§ **THE EXERCISE**
Without the pictures, can you quote each line below exactly?

§ **RAW RECORDS**
'''
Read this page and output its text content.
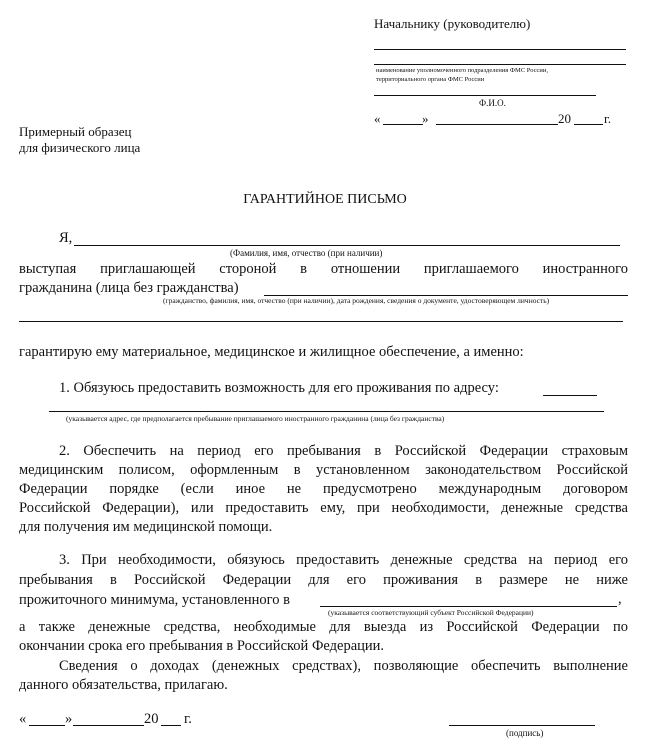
Начальнику (руководителю)
наименование уполномоченного подразделения ФМС России,
территориального органа ФМС России
Ф.И.О.
«	»	20	г.
Примерный образец
для физического лица
ГАРАНТИЙНОЕ ПИСЬМО
Я,
(Фамилия, имя, отчество (при наличии)
выступая приглашающей стороной в отношении приглашаемого иностранного
гражданина (лица без гражданства)
(гражданство, фамилия, имя, отчество (при наличии), дата рождения, сведения о документе, удостоверяющем личность)
гарантирую ему материальное, медицинское и жилищное обеспечение, а именно:
1. Обязуюсь предоставить возможность для его проживания по адресу:
(указывается адрес, где предполагается пребывание приглашаемого иностранного гражданина (лица без гражданства)
2. Обеспечить на период его пребывания в Российской Федерации страховым
медицинским полисом, оформленным в установленном законодательством Российской
Федерации порядке (если иное не предусмотрено международным договором
Российской Федерации), или предоставить ему, при необходимости, денежные средства
для получения им медицинской помощи.
3. При необходимости, обязуюсь предоставить денежные средства на период его
пребывания в Российской Федерации для его проживания в размере не ниже
прожиточного минимума, установленного в	,
(указывается соответствующий субъект Российской Федерации)
а также денежные средства, необходимые для выезда из Российской Федерации по
окончании срока его пребывания в Российской Федерации.
Сведения о доходах (денежных средствах), позволяющие обеспечить выполнение
данного обязательства, прилагаю.
«	»	20 г.
(подпись)
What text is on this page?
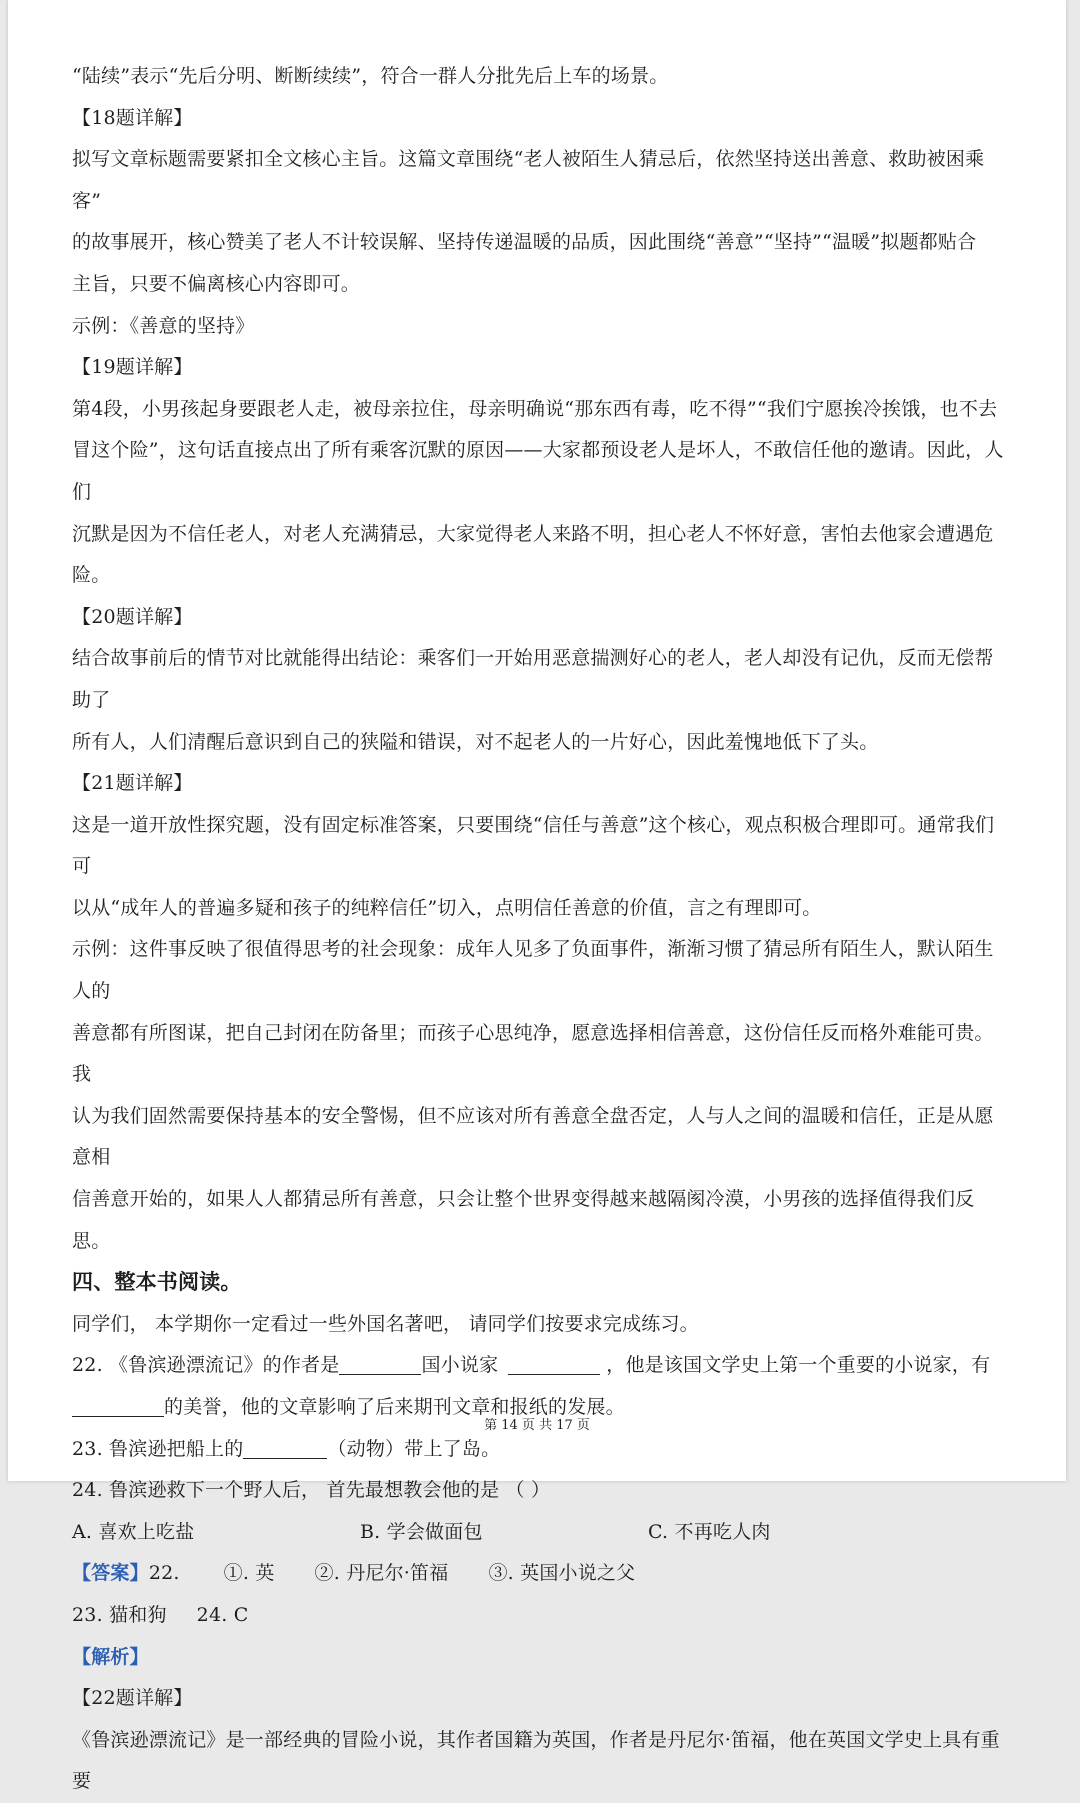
“陆续”表示“先后分明、断断续续”，符合一群人分批先后上车的场景。

【18题详解】

拟写文章标题需要紧扣全文核心主旨。这篇文章围绕“老人被陌生人猜忌后，依然坚持送出善意、救助被困乘客”

的故事展开，核心赞美了老人不计较误解、坚持传递温暖的品质，因此围绕“善意”“坚持”“温暖”拟题都贴合

主旨，只要不偏离核心内容即可。

示例：《善意的坚持》

【19题详解】

第4段，小男孩起身要跟老人走，被母亲拉住，母亲明确说“那东西有毒，吃不得”“我们宁愿挨冷挨饿，也不去

冒这个险”，这句话直接点出了所有乘客沉默的原因——大家都预设老人是坏人，不敢信任他的邀请。因此，人们

沉默是因为不信任老人，对老人充满猜忌，大家觉得老人来路不明，担心老人不怀好意，害怕去他家会遭遇危险。

【20题详解】

结合故事前后的情节对比就能得出结论：乘客们一开始用恶意揣测好心的老人，老人却没有记仇，反而无偿帮助了

所有人，人们清醒后意识到自己的狭隘和错误，对不起老人的一片好心，因此羞愧地低下了头。

【21题详解】

这是一道开放性探究题，没有固定标准答案，只要围绕“信任与善意”这个核心，观点积极合理即可。通常我们可

以从“成年人的普遍多疑和孩子的纯粹信任”切入，点明信任善意的价值，言之有理即可。

示例：这件事反映了很值得思考的社会现象：成年人见多了负面事件，渐渐习惯了猜忌所有陌生人，默认陌生人的

善意都有所图谋，把自己封闭在防备里；而孩子心思纯净，愿意选择相信善意，这份信任反而格外难能可贵。 我

认为我们固然需要保持基本的安全警惕，但不应该对所有善意全盘否定，人与人之间的温暖和信任，正是从愿意相

信善意开始的，如果人人都猜忌所有善意，只会让整个世界变得越来越隔阂冷漠，小男孩的选择值得我们反思。

四、整本书阅读。

同学们， 本学期你一定看过一些外国名著吧， 请同学们按要求完成练习。

22. 《鲁滨逊漂流记》的作者是	国小说家	，他是该国文学史上第一个重要的小说家，有

的美誉，他的文章影响了后来期刊文章和报纸的发展。

23. 鲁滨逊把船上的	（动物）带上了岛。

24. 鲁滨逊救下一个野人后， 首先最想教会他的是 （ ）

A. 喜欢上吃盐	B. 学会做面包	C. 不再吃人肉

【答案】22. ①. 英 ②. 丹尼尔·笛福 ③. 英国小说之父

23. 猫和狗 24. C

【解析】

【22题详解】

《鲁滨逊漂流记》是一部经典的冒险小说，其作者国籍为英国，作者是丹尼尔·笛福，他在英国文学史上具有重要

第 14 页 共 17 页
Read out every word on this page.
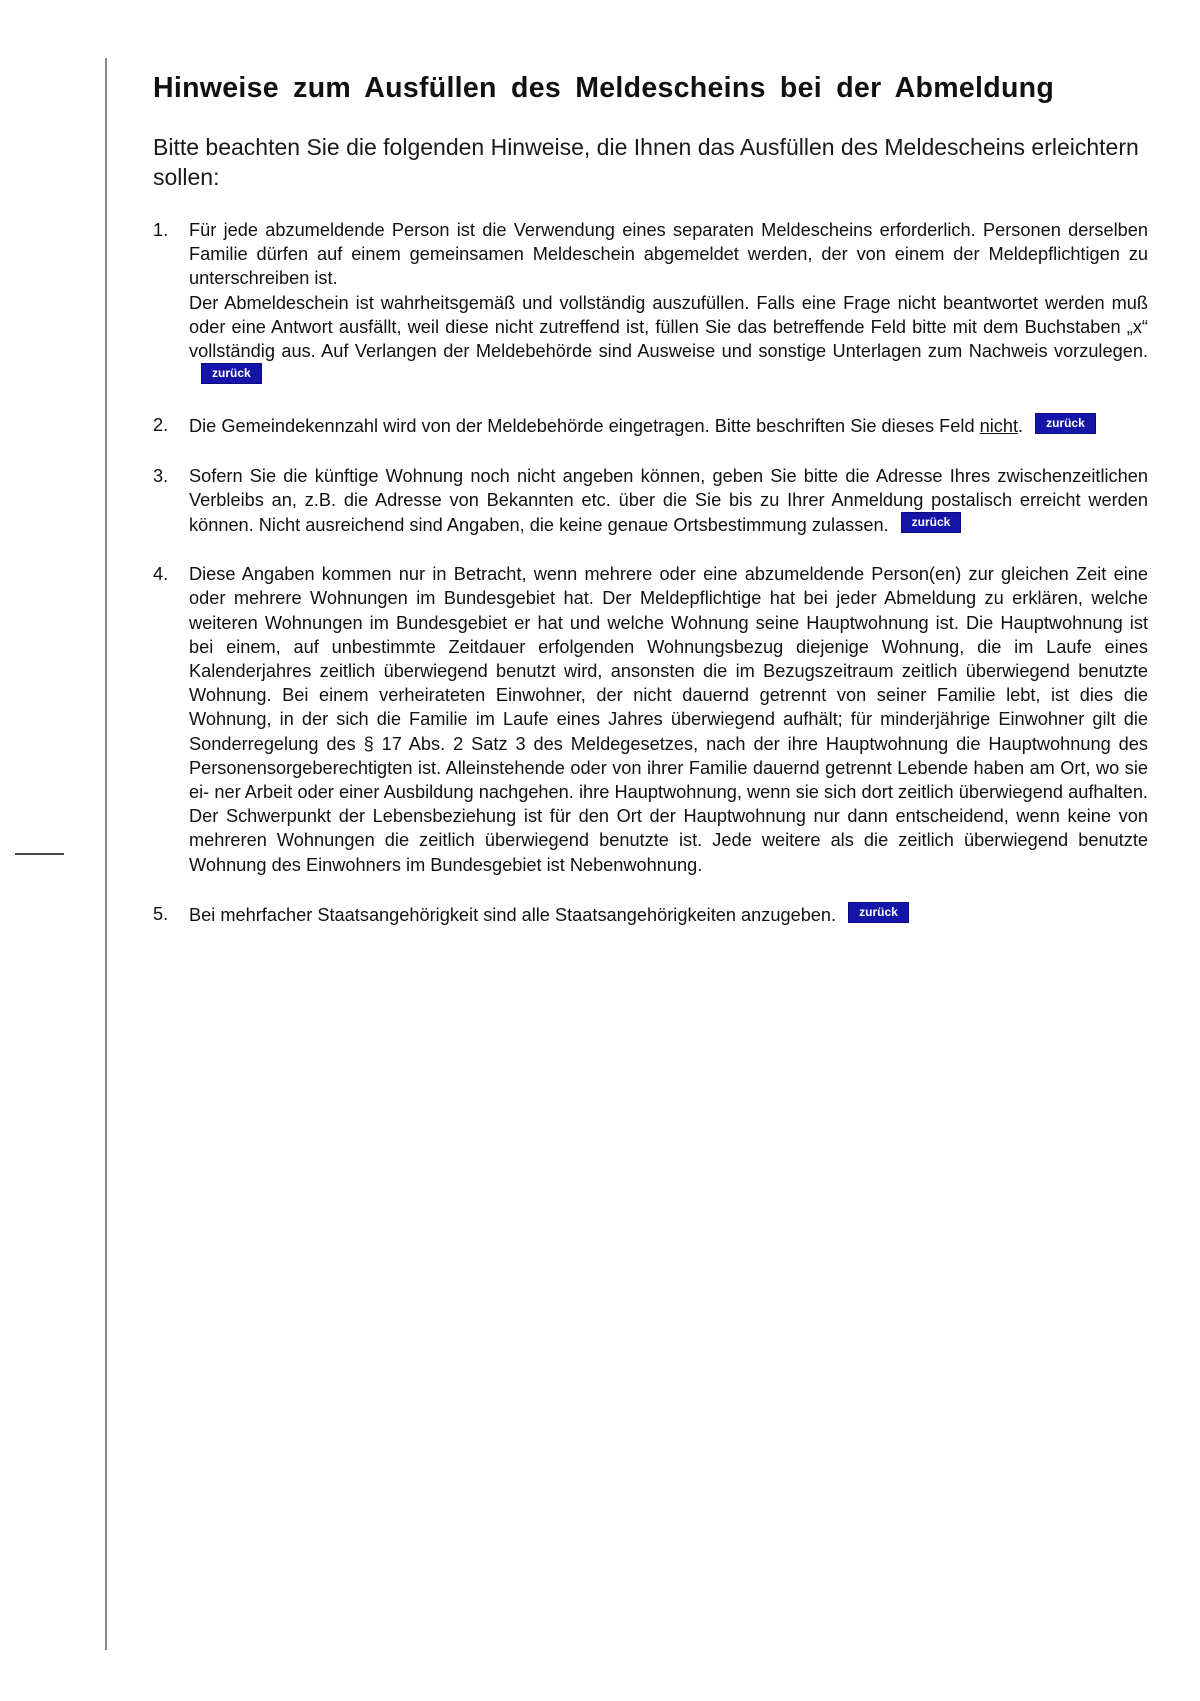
Hinweise zum Ausfüllen des Meldescheins bei der Abmeldung

Bitte beachten Sie die folgenden Hinweise, die Ihnen das Ausfüllen des Meldescheins erleichtern sollen:

1.	Für jede abzumeldende Person ist die Verwendung eines separaten Meldescheins erforderlich. Personen derselben Familie dürfen auf einem gemeinsamen Meldeschein abgemeldet werden, der von einem der Meldepflichtigen zu unterschreiben ist.
Der Abmeldeschein ist wahrheitsgemäß und vollständig auszufüllen. Falls eine Frage nicht beantwortet werden muß oder eine Antwort ausfällt, weil diese nicht zutreffend ist, füllen Sie das betreffende Feld bitte mit dem Buchstaben „x“ vollständig aus. Auf Verlangen der Meldebehörde sind Ausweise und sonstige Unterlagen zum Nachweis vorzulegen.zurück
2.	Die Gemeindekennzahl wird von der Meldebehörde eingetragen. Bitte beschriften Sie dieses Feld nicht. zurück
3.	Sofern Sie die künftige Wohnung noch nicht angeben können, geben Sie bitte die Adresse Ihres zwischenzeitlichen Verbleibs an, z.B. die Adresse von Bekannten etc. über die Sie bis zu Ihrer Anmeldung postalisch erreicht werden können. Nicht ausreichend sind Angaben, die keine genaue Ortsbestimmung zulassen. zurück
4.	Diese Angaben kommen nur in Betracht, wenn mehrere oder eine abzumeldende Person(en) zur gleichen Zeit eine oder mehrere Wohnungen im Bundesgebiet hat. Der Meldepflichtige hat bei jeder Abmeldung zu erklären, welche weiteren Wohnungen im Bundesgebiet er hat und welche Wohnung seine Hauptwohnung ist. Die Hauptwohnung ist bei einem, auf unbestimmte Zeitdauer erfolgenden Wohnungsbezug diejenige Wohnung, die im Laufe eines Kalenderjahres zeitlich überwiegend benutzt wird, ansonsten die im Bezugszeitraum zeitlich überwiegend benutzte Wohnung. Bei einem verheirateten Einwohner, der nicht dauernd getrennt von seiner Familie lebt, ist dies die Wohnung, in der sich die Familie im Laufe eines Jahres überwiegend aufhält; für minderjährige Einwohner gilt die Sonderregelung des § 17 Abs. 2 Satz 3 des Meldegesetzes, nach der ihre Hauptwohnung die Hauptwohnung des Personensorgeberechtigten ist. Alleinstehende oder von ihrer Familie dauernd getrennt Lebende haben am Ort, wo sie ei- ner Arbeit oder einer Ausbildung nachgehen. ihre Hauptwohnung, wenn sie sich dort zeitlich überwiegend aufhalten. Der Schwerpunkt der Lebensbeziehung ist für den Ort der Hauptwohnung nur dann entscheidend, wenn keine von mehreren Wohnungen die zeitlich überwiegend benutzte ist. Jede weitere als die zeitlich überwiegend benutzte Wohnung des Einwohners im Bundesgebiet ist Nebenwohnung.
5.	Bei mehrfacher Staatsangehörigkeit sind alle Staatsangehörigkeiten anzugeben. zurück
'''
§ **EXPECTED OUTPUT**
Read this page and output its text content.
Начальнику (руководителю)
наименование уполномоченного подразделения ФМС России,
территориального органа ФМС России
Ф.И.О.
«	»	20	г.
Примерный образец
для физического лица
ГАРАНТИЙНОЕ ПИСЬМО
Я,
(Фамилия, имя, отчество (при наличии)
выступая приглашающей стороной в отношении приглашаемого иностранного
гражданина (лица без гражданства)
(гражданство, фамилия, имя, отчество (при наличии), дата рождения, сведения о документе, удостоверяющем личность)
гарантирую ему материальное, медицинское и жилищное обеспечение, а именно:
1. Обязуюсь предоставить возможность для его проживания по адресу:
(указывается адрес, где предполагается пребывание приглашаемого иностранного гражданина (лица без гражданства)
2. Обеспечить на период его пребывания в Российской Федерации страховым
медицинским полисом, оформленным в установленном законодательством Российской
Федерации порядке (если иное не предусмотрено международным договором
Российской Федерации), или предоставить ему, при необходимости, денежные средства
для получения им медицинской помощи.
3. При необходимости, обязуюсь предоставить денежные средства на период его
пребывания в Российской Федерации для его проживания в размере не ниже
прожиточного минимума, установленного в	,
(указывается соответствующий субъект Российской Федерации)
а также денежные средства, необходимые для выезда из Российской Федерации по
окончании срока его пребывания в Российской Федерации.
Сведения о доходах (денежных средствах), позволяющие обеспечить выполнение
данного обязательства, прилагаю.
«	»	20 г.
(подпись)
What text is on this page?
“陆续”表示“先后分明、断断续续”，符合一群人分批先后上车的场景。

【18题详解】

拟写文章标题需要紧扣全文核心主旨。这篇文章围绕“老人被陌生人猜忌后，依然坚持送出善意、救助被困乘客”

的故事展开，核心赞美了老人不计较误解、坚持传递温暖的品质，因此围绕“善意”“坚持”“温暖”拟题都贴合

主旨，只要不偏离核心内容即可。

示例：《善意的坚持》

【19题详解】

第4段，小男孩起身要跟老人走，被母亲拉住，母亲明确说“那东西有毒，吃不得”“我们宁愿挨冷挨饿，也不去

冒这个险”，这句话直接点出了所有乘客沉默的原因——大家都预设老人是坏人，不敢信任他的邀请。因此，人们

沉默是因为不信任老人，对老人充满猜忌，大家觉得老人来路不明，担心老人不怀好意，害怕去他家会遭遇危险。

【20题详解】

结合故事前后的情节对比就能得出结论：乘客们一开始用恶意揣测好心的老人，老人却没有记仇，反而无偿帮助了

所有人，人们清醒后意识到自己的狭隘和错误，对不起老人的一片好心，因此羞愧地低下了头。

【21题详解】

这是一道开放性探究题，没有固定标准答案，只要围绕“信任与善意”这个核心，观点积极合理即可。通常我们可

以从“成年人的普遍多疑和孩子的纯粹信任”切入，点明信任善意的价值，言之有理即可。

示例：这件事反映了很值得思考的社会现象：成年人见多了负面事件，渐渐习惯了猜忌所有陌生人，默认陌生人的

善意都有所图谋，把自己封闭在防备里；而孩子心思纯净，愿意选择相信善意，这份信任反而格外难能可贵。 我

认为我们固然需要保持基本的安全警惕，但不应该对所有善意全盘否定，人与人之间的温暖和信任，正是从愿意相

信善意开始的，如果人人都猜忌所有善意，只会让整个世界变得越来越隔阂冷漠，小男孩的选择值得我们反思。

四、整本书阅读。

同学们， 本学期你一定看过一些外国名著吧， 请同学们按要求完成练习。

22. 《鲁滨逊漂流记》的作者是	国小说家	，他是该国文学史上第一个重要的小说家，有

的美誉，他的文章影响了后来期刊文章和报纸的发展。

23. 鲁滨逊把船上的	（动物）带上了岛。

24. 鲁滨逊救下一个野人后， 首先最想教会他的是 （ ）

A. 喜欢上吃盐	B. 学会做面包	C. 不再吃人肉

【答案】22. ①. 英 ②. 丹尼尔·笛福 ③. 英国小说之父

23. 猫和狗 24. C

【解析】

【22题详解】

《鲁滨逊漂流记》是一部经典的冒险小说，其作者国籍为英国，作者是丹尼尔·笛福，他在英国文学史上具有重要

第 14 页 共 17 页
Read out every word on this page.
Hinweise zum Ausfüllen des Meldescheins bei der Abmeldung

Bitte beachten Sie die folgenden Hinweise, die Ihnen das Ausfüllen des Meldescheins erleichtern sollen:

1.	Für jede abzumeldende Person ist die Verwendung eines separaten Meldescheins erforderlich. Personen derselben Familie dürfen auf einem gemeinsamen Meldeschein abgemeldet werden, der von einem der Meldepflichtigen zu unterschreiben ist.
Der Abmeldeschein ist wahrheitsgemäß und vollständig auszufüllen. Falls eine Frage nicht beantwortet werden muß oder eine Antwort ausfällt, weil diese nicht zutreffend ist, füllen Sie das betreffende Feld bitte mit dem Buchstaben „x“ vollständig aus. Auf Verlangen der Meldebehörde sind Ausweise und sonstige Unterlagen zum Nachweis vorzulegen.zurück
2.	Die Gemeindekennzahl wird von der Meldebehörde eingetragen. Bitte beschriften Sie dieses Feld nicht. zurück
3.	Sofern Sie die künftige Wohnung noch nicht angeben können, geben Sie bitte die Adresse Ihres zwischenzeitlichen Verbleibs an, z.B. die Adresse von Bekannten etc. über die Sie bis zu Ihrer Anmeldung postalisch erreicht werden können. Nicht ausreichend sind Angaben, die keine genaue Ortsbestimmung zulassen. zurück
4.	Diese Angaben kommen nur in Betracht, wenn mehrere oder eine abzumeldende Person(en) zur gleichen Zeit eine oder mehrere Wohnungen im Bundesgebiet hat. Der Meldepflichtige hat bei jeder Abmeldung zu erklären, welche weiteren Wohnungen im Bundesgebiet er hat und welche Wohnung seine Hauptwohnung ist. Die Hauptwohnung ist bei einem, auf unbestimmte Zeitdauer erfolgenden Wohnungsbezug diejenige Wohnung, die im Laufe eines Kalenderjahres zeitlich überwiegend benutzt wird, ansonsten die im Bezugszeitraum zeitlich überwiegend benutzte Wohnung. Bei einem verheirateten Einwohner, der nicht dauernd getrennt von seiner Familie lebt, ist dies die Wohnung, in der sich die Familie im Laufe eines Jahres überwiegend aufhält; für minderjährige Einwohner gilt die Sonderregelung des § 17 Abs. 2 Satz 3 des Meldegesetzes, nach der ihre Hauptwohnung die Hauptwohnung des Personensorgeberechtigten ist. Alleinstehende oder von ihrer Familie dauernd getrennt Lebende haben am Ort, wo sie ei- ner Arbeit oder einer Ausbildung nachgehen. ihre Hauptwohnung, wenn sie sich dort zeitlich überwiegend aufhalten. Der Schwerpunkt der Lebensbeziehung ist für den Ort der Hauptwohnung nur dann entscheidend, wenn keine von mehreren Wohnungen die zeitlich überwiegend benutzte ist. Jede weitere als die zeitlich überwiegend benutzte Wohnung des Einwohners im Bundesgebiet ist Nebenwohnung.
5.	Bei mehrfacher Staatsangehörigkeit sind alle Staatsangehörigkeiten anzugeben. zurück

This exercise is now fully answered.